Task prompt: Search the data for the word "Output" and copy every line where it occurs.
--- Start of Recorded data ---
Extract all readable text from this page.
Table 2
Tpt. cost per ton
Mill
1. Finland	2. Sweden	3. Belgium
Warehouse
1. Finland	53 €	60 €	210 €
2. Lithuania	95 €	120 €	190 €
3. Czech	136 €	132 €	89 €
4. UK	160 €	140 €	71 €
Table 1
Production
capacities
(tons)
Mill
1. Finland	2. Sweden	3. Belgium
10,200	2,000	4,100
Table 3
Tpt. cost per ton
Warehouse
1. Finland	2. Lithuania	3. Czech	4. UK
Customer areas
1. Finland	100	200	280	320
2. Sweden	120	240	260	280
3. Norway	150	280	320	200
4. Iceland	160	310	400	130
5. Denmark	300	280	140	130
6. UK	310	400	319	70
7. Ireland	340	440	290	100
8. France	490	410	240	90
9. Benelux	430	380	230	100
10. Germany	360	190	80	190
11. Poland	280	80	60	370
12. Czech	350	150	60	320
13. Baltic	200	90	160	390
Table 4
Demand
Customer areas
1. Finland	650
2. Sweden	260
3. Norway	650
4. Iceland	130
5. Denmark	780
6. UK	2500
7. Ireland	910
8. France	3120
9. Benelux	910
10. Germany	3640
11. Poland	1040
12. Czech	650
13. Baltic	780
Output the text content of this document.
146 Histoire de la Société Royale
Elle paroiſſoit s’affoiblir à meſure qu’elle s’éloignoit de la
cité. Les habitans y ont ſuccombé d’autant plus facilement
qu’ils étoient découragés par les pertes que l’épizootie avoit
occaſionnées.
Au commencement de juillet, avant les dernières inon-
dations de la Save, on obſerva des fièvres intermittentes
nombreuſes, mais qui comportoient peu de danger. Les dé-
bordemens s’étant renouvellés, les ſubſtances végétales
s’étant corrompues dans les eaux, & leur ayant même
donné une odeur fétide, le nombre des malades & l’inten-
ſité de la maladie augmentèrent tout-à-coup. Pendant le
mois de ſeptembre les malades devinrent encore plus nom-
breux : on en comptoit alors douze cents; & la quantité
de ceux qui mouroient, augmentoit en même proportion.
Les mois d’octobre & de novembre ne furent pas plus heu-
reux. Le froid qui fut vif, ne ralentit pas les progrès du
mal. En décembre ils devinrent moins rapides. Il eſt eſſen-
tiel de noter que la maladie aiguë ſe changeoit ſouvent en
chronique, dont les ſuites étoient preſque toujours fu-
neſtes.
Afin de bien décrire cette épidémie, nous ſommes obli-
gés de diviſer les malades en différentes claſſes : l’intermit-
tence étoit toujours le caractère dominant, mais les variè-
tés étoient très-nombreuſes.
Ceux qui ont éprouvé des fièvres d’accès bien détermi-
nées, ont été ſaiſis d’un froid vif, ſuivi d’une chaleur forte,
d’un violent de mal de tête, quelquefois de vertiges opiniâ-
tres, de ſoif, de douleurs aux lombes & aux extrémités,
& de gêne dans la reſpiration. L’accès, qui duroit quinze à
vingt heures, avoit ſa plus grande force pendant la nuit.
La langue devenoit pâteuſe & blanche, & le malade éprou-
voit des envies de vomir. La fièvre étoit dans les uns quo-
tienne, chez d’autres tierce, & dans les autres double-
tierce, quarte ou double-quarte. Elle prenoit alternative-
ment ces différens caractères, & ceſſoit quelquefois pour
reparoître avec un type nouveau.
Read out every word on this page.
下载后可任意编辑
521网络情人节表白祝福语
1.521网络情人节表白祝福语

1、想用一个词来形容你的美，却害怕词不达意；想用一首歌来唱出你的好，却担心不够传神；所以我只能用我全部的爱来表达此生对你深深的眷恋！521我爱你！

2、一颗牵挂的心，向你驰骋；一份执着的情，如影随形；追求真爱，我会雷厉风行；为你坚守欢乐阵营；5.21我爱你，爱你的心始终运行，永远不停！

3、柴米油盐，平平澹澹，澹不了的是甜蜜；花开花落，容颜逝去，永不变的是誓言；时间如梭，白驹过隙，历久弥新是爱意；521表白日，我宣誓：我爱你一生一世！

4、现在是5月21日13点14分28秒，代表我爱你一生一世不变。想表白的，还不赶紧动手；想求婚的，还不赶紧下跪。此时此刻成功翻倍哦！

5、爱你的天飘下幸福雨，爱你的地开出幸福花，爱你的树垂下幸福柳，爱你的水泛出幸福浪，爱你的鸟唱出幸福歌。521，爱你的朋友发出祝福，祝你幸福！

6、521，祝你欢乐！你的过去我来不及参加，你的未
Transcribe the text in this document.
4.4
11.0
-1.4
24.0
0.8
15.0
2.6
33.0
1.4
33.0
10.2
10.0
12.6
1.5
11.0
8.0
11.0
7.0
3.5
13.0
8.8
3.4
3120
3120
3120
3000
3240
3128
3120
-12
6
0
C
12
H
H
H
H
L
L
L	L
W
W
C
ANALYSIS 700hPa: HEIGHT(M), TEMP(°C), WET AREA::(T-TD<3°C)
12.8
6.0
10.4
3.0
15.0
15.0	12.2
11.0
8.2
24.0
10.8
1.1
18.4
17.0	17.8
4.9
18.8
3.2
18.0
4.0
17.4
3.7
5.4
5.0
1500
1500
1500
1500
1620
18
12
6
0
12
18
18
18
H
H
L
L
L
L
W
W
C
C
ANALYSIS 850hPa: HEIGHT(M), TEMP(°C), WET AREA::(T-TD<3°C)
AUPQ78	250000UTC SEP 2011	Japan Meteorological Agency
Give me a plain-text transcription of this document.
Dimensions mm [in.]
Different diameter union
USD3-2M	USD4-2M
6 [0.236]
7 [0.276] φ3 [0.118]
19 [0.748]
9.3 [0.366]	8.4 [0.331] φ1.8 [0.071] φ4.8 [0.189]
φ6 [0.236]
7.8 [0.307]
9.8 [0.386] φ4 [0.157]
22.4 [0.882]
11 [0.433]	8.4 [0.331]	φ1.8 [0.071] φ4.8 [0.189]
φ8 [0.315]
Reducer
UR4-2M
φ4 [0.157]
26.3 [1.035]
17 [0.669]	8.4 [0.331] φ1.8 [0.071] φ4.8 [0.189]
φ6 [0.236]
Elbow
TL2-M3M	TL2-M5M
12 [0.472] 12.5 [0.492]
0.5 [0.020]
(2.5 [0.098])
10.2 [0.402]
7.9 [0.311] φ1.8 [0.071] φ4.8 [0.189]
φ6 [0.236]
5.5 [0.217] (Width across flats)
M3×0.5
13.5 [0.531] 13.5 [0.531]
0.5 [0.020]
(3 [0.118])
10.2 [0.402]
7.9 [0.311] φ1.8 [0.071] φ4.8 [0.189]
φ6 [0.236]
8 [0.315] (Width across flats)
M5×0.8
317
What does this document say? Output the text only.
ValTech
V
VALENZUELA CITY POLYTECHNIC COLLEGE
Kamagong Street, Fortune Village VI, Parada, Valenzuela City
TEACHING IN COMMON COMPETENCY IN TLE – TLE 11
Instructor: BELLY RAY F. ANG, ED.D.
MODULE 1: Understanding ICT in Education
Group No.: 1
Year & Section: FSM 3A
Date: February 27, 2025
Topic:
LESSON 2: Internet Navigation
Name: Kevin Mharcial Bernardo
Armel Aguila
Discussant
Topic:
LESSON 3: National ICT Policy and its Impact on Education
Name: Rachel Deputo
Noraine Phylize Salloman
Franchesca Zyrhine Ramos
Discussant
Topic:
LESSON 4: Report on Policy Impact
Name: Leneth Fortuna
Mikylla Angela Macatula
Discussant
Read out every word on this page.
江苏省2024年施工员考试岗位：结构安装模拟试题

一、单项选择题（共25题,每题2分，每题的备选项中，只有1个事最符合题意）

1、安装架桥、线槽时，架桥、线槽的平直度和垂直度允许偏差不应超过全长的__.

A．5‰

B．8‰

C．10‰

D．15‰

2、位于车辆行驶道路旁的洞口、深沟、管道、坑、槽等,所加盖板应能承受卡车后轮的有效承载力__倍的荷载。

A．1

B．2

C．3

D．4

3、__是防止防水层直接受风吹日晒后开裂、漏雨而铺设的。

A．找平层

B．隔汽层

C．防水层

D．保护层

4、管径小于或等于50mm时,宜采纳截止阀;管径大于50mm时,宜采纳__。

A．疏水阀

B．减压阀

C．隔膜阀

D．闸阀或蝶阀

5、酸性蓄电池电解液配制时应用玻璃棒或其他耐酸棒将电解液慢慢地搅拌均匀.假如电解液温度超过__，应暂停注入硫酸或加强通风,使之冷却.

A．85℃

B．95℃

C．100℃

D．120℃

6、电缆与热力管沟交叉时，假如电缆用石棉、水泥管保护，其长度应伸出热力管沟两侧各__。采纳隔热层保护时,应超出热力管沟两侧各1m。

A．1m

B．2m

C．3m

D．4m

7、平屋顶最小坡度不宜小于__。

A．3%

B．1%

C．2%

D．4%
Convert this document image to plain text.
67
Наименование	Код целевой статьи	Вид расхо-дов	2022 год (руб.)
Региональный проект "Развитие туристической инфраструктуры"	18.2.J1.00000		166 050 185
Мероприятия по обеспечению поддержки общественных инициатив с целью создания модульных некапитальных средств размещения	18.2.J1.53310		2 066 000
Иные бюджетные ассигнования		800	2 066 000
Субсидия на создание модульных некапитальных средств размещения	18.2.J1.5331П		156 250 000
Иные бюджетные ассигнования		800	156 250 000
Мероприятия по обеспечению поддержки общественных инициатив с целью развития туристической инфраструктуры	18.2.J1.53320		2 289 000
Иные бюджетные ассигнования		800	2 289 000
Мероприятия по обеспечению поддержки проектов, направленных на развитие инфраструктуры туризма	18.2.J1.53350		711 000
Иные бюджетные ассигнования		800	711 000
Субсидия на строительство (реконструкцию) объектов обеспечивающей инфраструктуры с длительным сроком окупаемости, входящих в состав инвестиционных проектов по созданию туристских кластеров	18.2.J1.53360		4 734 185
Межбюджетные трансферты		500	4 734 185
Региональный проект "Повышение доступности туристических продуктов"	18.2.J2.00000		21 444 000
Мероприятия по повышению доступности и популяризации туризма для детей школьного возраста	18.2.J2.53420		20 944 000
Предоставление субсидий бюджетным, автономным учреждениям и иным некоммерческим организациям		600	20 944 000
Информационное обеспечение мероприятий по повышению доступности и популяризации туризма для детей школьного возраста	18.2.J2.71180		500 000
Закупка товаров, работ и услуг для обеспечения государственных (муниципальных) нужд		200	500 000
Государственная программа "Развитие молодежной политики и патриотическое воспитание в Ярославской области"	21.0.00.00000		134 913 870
--- End of Recorded data ---
Exercise response:
Output the text content of this document.
What does this document say? Output the text only.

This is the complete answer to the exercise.